--- Start Extracted information ---

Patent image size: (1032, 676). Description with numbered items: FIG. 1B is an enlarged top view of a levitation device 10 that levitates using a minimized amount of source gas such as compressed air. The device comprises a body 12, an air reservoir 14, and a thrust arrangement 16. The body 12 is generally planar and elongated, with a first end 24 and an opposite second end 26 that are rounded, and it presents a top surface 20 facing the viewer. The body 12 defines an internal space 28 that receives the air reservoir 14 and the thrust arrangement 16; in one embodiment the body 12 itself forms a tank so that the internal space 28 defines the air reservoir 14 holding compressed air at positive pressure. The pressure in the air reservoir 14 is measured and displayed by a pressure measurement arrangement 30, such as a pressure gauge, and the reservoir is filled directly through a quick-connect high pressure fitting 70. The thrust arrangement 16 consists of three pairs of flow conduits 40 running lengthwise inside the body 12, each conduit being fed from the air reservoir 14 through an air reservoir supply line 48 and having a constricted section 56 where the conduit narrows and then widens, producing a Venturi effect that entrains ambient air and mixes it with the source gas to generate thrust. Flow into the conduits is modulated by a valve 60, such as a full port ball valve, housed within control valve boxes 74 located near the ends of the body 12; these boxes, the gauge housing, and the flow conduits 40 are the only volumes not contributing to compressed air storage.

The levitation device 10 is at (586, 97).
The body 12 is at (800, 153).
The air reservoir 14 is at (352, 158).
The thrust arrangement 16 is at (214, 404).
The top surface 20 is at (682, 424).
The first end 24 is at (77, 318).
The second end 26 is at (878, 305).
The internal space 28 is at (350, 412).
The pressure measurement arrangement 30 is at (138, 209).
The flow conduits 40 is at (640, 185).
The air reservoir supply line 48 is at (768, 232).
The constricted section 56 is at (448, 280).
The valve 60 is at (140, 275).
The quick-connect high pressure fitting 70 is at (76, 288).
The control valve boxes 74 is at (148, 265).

--- End Extracted information ---

- Problem details
Reproduce the records from their beginning through the line containing "The air reservoir 14 is at (352, 158).", substituting "side view" for "top view" and leaving everything else unchanged.

- The result
Patent image size: (1032, 676). Description with numbered items: FIG. 1B is an enlarged side view of a levitation device 10 that levitates using a minimized amount of source gas such as compressed air. The device comprises a body 12, an air reservoir 14, and a thrust arrangement 16. The body 12 is generally planar and elongated, with a first end 24 and an opposite second end 26 that are rounded, and it presents a top surface 20 facing the viewer. The body 12 defines an internal space 28 that receives the air reservoir 14 and the thrust arrangement 16; in one embodiment the body 12 itself forms a tank so that the internal space 28 defines the air reservoir 14 holding compressed air at positive pressure. The pressure in the air reservoir 14 is measured and displayed by a pressure measurement arrangement 30, such as a pressure gauge, and the reservoir is filled directly through a quick-connect high pressure fitting 70. The thrust arrangement 16 consists of three pairs of flow conduits 40 running lengthwise inside the body 12, each conduit being fed from the air reservoir 14 through an air reservoir supply line 48 and having a constricted section 56 where the conduit narrows and then widens, producing a Venturi effect that entrains ambient air and mixes it with the source gas to generate thrust. Flow into the conduits is modulated by a valve 60, such as a full port ball valve, housed within control valve boxes 74 located near the ends of the body 12; these boxes, the gauge housing, and the flow conduits 40 are the only volumes not contributing to compressed air storage.

The levitation device 10 is at (586, 97).
The body 12 is at (800, 153).
The air reservoir 14 is at (352, 158).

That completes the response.